# Goal
Provide a single number: the count of lines containing the string "name".

:::::

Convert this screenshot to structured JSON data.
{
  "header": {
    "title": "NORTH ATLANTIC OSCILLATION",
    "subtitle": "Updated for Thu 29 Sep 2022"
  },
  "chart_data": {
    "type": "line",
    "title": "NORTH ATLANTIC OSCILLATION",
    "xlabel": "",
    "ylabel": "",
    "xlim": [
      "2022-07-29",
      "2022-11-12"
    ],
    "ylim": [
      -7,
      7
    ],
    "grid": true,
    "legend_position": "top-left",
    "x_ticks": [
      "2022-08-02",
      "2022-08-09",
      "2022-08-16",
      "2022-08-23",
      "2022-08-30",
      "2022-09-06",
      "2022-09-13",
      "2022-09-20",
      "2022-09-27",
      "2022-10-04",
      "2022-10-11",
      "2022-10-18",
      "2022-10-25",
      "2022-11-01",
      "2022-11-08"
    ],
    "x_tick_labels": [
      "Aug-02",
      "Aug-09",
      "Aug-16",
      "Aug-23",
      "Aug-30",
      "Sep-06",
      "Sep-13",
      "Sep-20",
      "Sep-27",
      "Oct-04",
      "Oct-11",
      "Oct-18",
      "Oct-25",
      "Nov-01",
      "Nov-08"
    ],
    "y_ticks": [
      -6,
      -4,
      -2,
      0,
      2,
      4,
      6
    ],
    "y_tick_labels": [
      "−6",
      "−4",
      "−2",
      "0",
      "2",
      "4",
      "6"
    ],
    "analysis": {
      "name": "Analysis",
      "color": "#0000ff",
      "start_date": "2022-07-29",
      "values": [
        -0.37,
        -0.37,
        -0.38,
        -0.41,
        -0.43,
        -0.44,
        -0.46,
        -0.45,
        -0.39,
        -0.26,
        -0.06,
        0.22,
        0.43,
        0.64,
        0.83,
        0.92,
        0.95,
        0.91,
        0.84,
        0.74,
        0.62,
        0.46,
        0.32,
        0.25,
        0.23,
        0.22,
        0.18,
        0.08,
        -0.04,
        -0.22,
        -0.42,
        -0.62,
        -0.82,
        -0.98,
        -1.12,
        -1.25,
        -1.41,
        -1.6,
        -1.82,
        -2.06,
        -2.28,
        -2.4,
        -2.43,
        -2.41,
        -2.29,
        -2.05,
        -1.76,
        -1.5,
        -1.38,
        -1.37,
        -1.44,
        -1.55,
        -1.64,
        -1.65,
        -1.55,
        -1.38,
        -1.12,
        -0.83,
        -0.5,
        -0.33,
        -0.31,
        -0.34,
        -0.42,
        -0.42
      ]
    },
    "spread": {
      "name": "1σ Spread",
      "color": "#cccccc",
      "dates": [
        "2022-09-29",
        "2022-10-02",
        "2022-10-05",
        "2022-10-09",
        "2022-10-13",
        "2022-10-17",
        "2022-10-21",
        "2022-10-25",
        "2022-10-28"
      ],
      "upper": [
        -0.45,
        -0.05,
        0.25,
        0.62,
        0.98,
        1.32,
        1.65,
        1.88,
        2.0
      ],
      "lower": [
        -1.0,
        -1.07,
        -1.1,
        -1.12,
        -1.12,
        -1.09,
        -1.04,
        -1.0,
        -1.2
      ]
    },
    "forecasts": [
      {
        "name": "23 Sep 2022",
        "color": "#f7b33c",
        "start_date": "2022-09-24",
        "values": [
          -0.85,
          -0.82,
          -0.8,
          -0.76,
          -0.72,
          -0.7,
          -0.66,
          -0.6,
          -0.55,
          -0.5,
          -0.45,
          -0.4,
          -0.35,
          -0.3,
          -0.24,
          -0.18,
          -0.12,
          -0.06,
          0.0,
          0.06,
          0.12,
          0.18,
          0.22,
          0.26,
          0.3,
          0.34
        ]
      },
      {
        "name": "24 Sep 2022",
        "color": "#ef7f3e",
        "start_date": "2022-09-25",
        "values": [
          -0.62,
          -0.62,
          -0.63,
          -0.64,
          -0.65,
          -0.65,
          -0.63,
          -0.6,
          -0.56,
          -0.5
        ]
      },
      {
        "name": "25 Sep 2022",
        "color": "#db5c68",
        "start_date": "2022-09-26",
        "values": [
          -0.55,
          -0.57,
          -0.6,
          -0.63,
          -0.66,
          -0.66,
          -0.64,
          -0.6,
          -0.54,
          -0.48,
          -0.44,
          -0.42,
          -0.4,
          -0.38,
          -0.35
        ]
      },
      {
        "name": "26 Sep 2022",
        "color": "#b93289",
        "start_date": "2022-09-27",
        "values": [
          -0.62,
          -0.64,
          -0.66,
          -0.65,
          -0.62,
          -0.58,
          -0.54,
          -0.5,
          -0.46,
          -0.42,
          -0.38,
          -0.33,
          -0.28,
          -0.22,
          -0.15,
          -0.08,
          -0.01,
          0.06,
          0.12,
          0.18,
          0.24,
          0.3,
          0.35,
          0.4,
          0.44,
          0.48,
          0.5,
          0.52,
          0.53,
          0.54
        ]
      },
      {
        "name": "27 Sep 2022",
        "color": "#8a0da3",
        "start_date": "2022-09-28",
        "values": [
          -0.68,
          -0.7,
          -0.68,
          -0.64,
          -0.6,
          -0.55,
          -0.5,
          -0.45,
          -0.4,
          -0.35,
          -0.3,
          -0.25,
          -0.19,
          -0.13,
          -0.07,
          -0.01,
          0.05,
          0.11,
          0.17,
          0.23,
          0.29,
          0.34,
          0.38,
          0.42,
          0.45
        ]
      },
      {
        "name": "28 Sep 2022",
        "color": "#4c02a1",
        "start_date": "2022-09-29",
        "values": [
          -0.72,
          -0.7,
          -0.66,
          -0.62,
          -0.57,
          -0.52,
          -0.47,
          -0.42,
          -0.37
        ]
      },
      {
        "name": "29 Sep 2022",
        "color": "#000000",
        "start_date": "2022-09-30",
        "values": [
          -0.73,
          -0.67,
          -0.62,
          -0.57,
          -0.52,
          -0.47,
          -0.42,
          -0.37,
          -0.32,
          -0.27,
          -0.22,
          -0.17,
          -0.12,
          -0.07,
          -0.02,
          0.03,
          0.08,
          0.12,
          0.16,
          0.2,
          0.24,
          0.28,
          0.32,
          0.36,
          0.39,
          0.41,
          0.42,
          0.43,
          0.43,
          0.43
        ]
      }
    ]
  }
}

:::::

# Task response
9